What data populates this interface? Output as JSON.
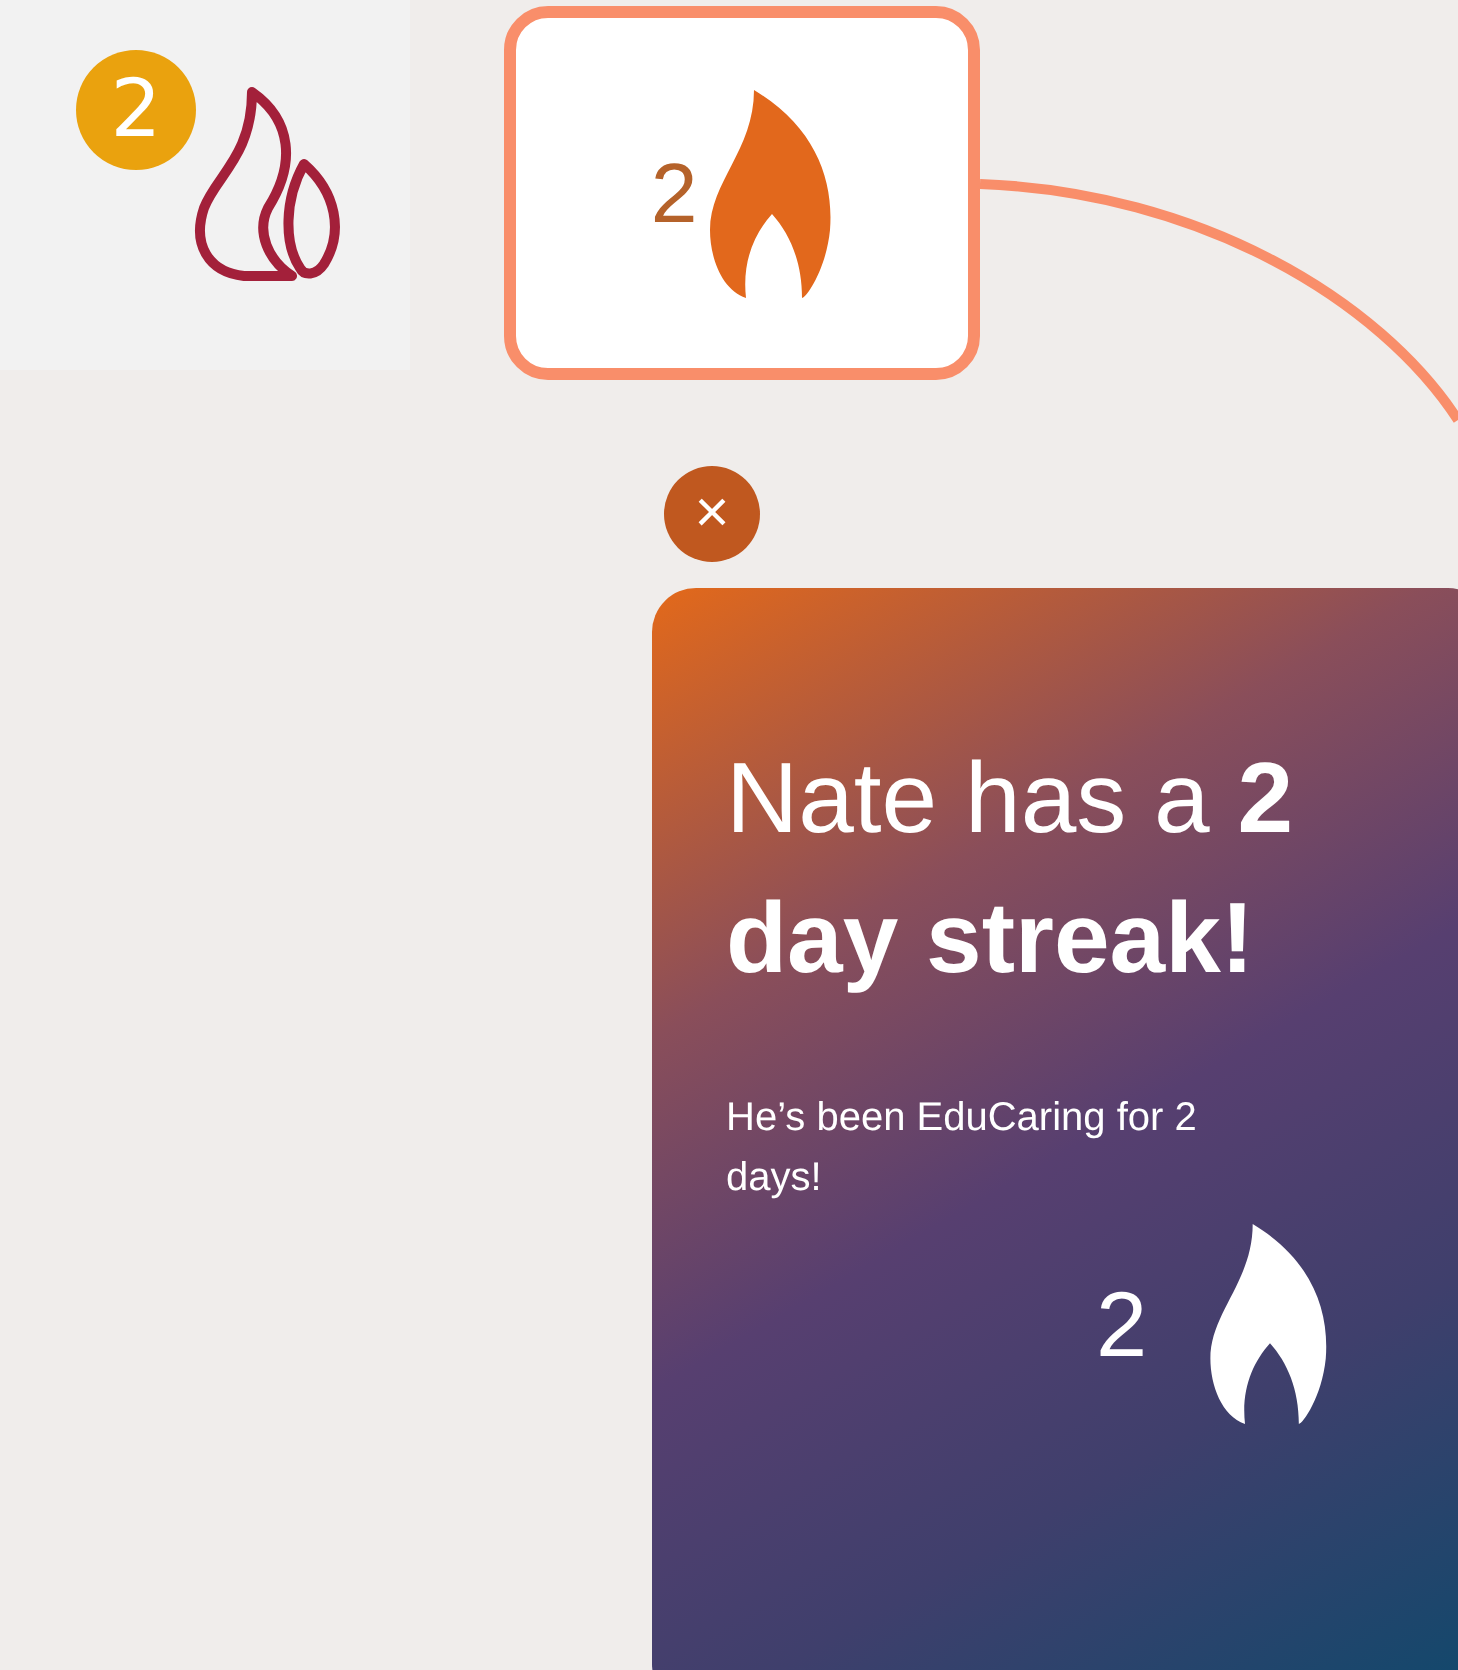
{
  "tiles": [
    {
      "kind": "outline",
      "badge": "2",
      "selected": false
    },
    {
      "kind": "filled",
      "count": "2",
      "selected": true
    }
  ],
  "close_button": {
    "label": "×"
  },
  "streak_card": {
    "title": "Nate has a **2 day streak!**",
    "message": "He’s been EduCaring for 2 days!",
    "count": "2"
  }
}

###

# TASK OBJECTIVE
Set down the material above as is, without any pictures.

# TASK SOLUTION
What data populates this interface? Output as JSON.
{
  "tiles": [
    {
      "kind": "outline",
      "badge": "2",
      "selected": false
    },
    {
      "kind": "filled",
      "count": "2",
      "selected": true
    }
  ],
  "close_button": {
    "label": "×"
  },
  "streak_card": {
    "title": "Nate has a **2 day streak!**",
    "message": "He’s been EduCaring for 2 days!",
    "count": "2"
  }
}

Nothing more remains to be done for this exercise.